+++ Exercise materials
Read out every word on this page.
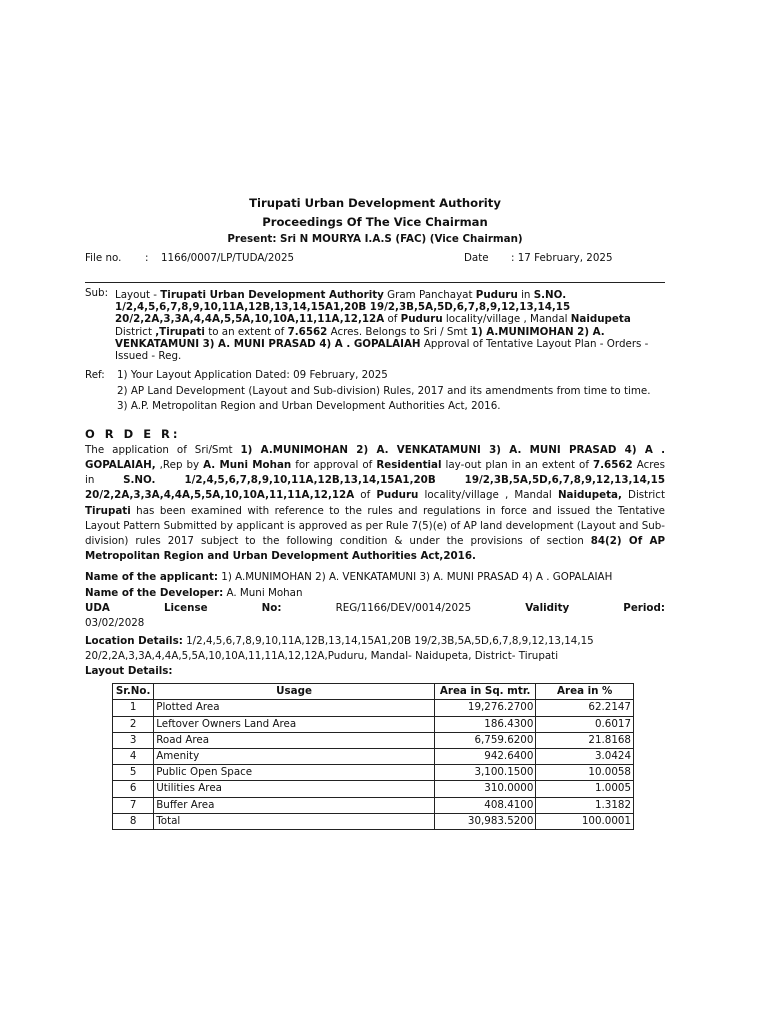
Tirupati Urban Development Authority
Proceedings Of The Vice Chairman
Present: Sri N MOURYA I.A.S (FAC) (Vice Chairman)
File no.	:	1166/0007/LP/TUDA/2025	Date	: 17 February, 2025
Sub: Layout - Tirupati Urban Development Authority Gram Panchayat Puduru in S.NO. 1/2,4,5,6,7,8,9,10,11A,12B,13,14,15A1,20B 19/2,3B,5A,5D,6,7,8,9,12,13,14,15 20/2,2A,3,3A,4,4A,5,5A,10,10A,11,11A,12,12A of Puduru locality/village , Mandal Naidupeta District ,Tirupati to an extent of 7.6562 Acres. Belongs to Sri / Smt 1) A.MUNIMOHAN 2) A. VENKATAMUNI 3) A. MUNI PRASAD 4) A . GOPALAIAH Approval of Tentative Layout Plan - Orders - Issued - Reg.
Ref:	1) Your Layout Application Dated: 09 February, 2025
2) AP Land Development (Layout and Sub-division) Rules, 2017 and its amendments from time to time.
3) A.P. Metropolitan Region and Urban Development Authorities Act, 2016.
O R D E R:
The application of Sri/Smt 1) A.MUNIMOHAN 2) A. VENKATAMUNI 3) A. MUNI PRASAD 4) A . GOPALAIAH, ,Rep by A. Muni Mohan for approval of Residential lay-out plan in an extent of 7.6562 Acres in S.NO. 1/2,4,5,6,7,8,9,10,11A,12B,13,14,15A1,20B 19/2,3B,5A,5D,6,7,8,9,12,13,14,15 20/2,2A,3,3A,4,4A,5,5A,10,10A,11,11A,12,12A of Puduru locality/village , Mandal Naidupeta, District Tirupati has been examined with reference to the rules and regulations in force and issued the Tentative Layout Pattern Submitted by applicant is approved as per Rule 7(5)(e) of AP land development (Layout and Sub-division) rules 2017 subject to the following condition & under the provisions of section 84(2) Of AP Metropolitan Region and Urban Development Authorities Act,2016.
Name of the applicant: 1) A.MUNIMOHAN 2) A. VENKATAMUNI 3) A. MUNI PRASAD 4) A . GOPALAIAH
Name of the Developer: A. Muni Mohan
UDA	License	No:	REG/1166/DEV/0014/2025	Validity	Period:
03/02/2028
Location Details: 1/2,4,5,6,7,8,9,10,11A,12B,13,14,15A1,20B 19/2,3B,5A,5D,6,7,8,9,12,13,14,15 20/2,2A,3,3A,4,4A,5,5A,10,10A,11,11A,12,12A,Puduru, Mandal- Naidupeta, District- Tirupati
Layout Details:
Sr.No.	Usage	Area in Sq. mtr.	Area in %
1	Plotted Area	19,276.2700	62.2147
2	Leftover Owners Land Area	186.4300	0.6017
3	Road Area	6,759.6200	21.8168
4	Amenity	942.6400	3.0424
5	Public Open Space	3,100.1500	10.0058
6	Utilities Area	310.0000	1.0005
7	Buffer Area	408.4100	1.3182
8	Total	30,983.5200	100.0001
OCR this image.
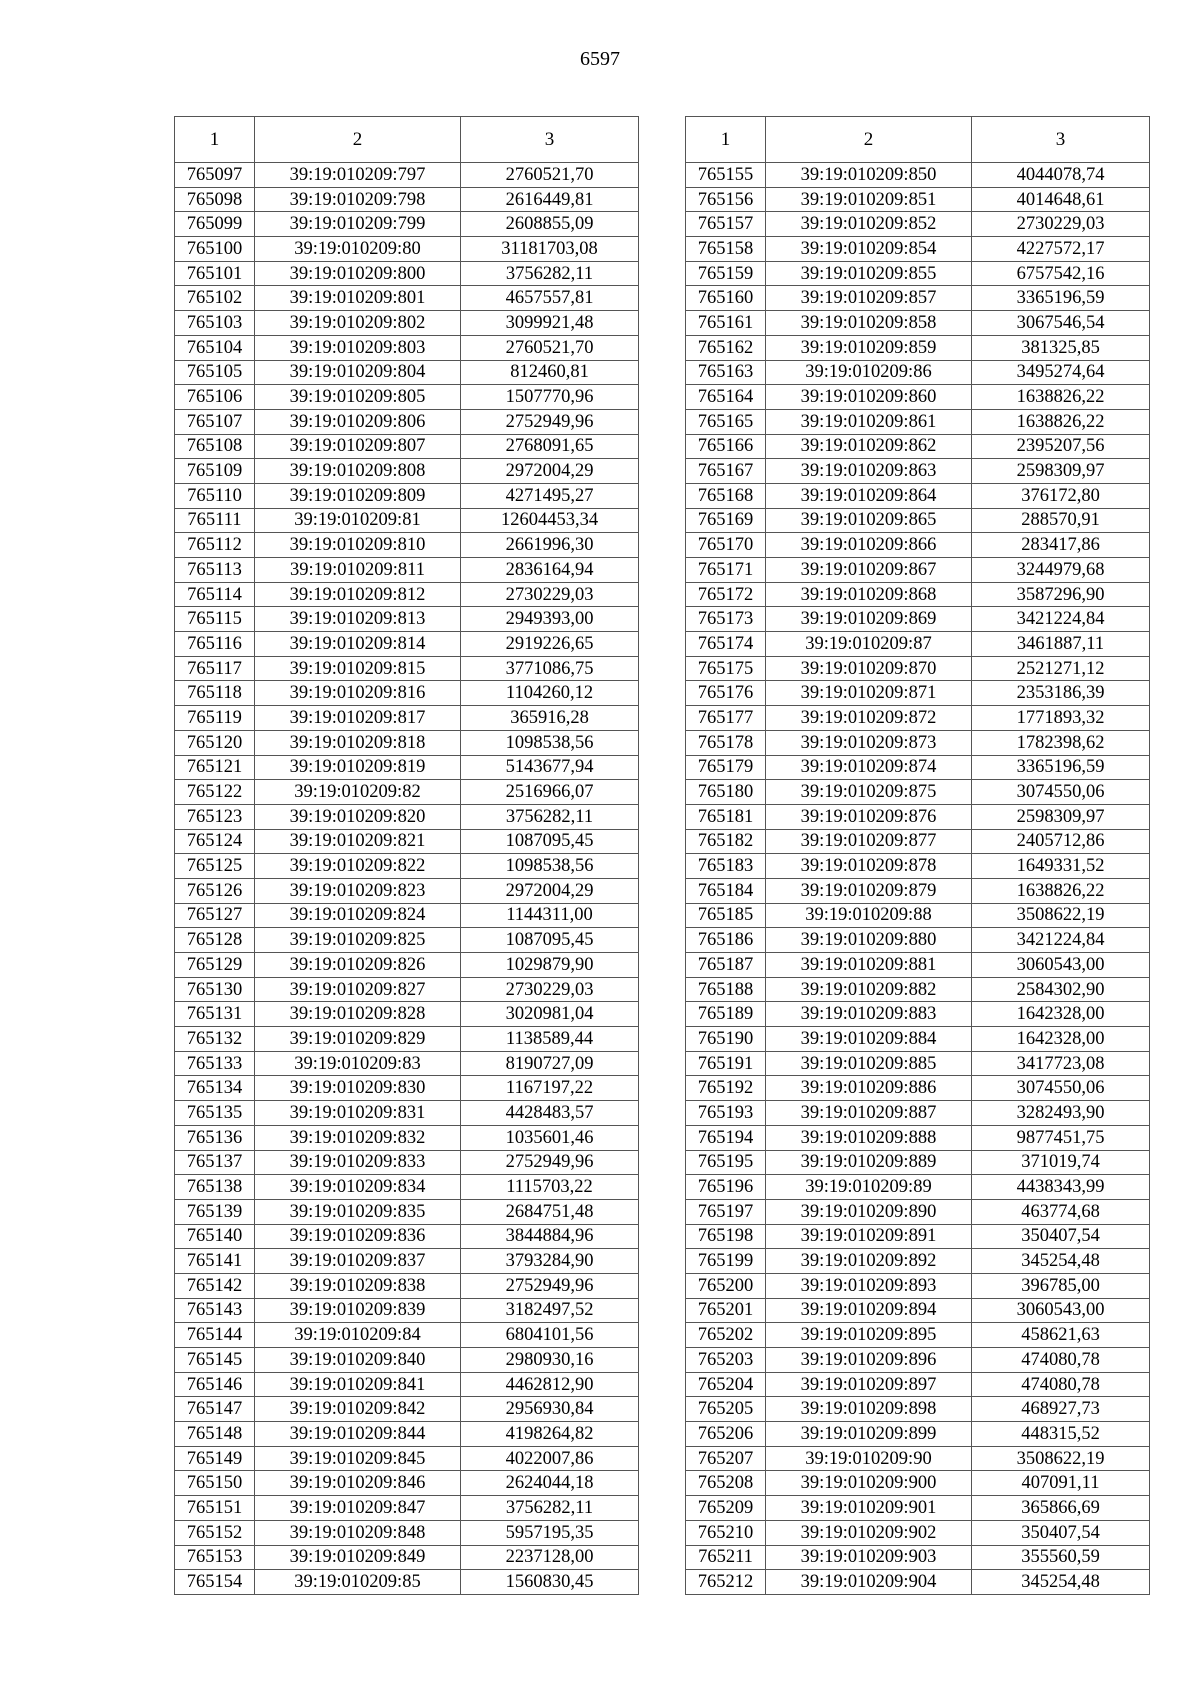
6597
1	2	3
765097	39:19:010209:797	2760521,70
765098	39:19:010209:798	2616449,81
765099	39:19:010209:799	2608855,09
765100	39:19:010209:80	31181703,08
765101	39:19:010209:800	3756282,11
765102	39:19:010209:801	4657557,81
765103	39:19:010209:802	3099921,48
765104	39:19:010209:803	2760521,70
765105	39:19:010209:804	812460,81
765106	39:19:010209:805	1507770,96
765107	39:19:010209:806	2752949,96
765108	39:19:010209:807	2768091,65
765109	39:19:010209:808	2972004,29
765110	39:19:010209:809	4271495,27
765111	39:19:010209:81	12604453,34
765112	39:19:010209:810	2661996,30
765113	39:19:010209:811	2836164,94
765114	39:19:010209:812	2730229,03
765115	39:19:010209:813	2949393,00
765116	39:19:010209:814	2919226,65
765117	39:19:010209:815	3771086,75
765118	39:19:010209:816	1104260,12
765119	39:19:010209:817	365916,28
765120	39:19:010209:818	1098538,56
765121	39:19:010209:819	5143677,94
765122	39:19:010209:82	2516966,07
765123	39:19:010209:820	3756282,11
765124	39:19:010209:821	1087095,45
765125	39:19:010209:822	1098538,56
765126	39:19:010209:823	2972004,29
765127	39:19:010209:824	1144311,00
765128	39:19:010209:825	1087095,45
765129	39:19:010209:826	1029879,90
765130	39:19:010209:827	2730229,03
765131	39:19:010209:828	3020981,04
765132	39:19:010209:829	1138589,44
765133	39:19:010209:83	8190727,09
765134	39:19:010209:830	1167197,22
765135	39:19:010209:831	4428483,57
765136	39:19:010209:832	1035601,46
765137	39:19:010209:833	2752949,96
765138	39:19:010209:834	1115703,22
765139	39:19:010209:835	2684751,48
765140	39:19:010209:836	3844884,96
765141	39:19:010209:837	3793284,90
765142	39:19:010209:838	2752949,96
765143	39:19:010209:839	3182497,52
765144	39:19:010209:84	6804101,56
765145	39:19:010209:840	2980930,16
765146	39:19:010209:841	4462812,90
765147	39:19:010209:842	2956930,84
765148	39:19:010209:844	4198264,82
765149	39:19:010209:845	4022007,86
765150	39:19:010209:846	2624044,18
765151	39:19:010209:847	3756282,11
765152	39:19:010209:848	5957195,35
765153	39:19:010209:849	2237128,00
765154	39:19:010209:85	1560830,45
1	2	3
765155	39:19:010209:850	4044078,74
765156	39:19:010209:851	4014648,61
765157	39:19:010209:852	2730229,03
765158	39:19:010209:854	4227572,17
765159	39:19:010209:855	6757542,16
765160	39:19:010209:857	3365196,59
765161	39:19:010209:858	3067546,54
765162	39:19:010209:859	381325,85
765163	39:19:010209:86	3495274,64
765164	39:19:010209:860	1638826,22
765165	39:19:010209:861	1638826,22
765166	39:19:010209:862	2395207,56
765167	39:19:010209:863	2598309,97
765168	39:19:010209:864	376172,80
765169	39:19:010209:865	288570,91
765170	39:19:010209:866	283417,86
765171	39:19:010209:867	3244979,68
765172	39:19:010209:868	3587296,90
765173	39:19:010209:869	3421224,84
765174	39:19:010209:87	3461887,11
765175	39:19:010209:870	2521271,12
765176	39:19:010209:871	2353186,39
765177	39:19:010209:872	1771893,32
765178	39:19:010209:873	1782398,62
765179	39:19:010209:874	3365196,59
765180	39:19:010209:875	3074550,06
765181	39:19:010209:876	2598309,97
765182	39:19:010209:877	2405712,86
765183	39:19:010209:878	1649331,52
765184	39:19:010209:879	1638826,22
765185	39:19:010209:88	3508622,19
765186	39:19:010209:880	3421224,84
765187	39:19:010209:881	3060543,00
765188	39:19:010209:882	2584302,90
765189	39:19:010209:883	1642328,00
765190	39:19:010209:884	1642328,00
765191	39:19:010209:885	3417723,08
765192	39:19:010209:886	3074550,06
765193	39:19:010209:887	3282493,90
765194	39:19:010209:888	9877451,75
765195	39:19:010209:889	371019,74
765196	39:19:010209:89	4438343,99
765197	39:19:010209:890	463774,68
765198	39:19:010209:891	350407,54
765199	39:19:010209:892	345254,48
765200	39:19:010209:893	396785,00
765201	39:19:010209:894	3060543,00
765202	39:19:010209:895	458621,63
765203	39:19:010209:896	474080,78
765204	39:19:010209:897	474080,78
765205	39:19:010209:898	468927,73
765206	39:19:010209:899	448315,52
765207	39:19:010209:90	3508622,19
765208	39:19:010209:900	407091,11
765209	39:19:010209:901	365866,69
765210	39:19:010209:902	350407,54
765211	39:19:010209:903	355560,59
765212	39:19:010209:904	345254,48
++++++
+++ Exercise materials
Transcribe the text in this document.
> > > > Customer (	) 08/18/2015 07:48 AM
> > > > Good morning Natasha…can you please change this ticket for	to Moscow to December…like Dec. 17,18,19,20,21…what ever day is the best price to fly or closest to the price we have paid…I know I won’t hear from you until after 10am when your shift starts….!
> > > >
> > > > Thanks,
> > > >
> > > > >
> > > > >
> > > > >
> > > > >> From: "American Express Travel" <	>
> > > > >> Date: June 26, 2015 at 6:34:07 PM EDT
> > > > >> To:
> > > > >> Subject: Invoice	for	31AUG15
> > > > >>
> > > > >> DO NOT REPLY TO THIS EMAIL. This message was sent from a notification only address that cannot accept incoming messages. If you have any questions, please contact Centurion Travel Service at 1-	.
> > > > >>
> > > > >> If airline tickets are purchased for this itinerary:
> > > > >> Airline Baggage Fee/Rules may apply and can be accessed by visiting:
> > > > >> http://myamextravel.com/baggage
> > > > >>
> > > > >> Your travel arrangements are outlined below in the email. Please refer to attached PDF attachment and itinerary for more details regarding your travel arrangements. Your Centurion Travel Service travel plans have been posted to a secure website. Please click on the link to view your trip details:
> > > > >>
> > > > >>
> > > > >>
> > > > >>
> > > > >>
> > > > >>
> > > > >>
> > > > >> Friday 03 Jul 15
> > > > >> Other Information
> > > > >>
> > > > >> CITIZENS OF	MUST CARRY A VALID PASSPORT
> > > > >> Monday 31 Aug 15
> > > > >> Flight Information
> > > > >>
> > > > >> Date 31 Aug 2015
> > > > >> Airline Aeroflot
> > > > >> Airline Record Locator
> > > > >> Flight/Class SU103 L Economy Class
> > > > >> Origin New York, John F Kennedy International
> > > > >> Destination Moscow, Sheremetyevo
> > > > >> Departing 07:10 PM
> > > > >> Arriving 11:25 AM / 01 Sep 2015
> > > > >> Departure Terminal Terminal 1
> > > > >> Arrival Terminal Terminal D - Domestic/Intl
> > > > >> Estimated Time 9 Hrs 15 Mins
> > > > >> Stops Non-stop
++++++
+++ Exercise materials
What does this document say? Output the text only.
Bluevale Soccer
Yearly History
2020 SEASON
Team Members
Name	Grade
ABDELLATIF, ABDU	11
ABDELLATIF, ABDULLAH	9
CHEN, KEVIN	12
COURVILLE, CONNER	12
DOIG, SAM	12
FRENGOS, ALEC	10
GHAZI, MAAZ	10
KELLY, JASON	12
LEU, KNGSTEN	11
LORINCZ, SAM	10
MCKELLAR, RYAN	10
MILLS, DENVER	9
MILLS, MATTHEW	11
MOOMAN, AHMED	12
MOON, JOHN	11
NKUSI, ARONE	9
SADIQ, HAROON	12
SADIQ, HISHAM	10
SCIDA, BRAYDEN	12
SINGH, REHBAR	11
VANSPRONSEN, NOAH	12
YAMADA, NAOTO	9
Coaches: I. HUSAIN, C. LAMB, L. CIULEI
++++++
**Brief:**
Give the number of lines that hold the word "division" in these records, with nothing added.

**Solution to this task:**
2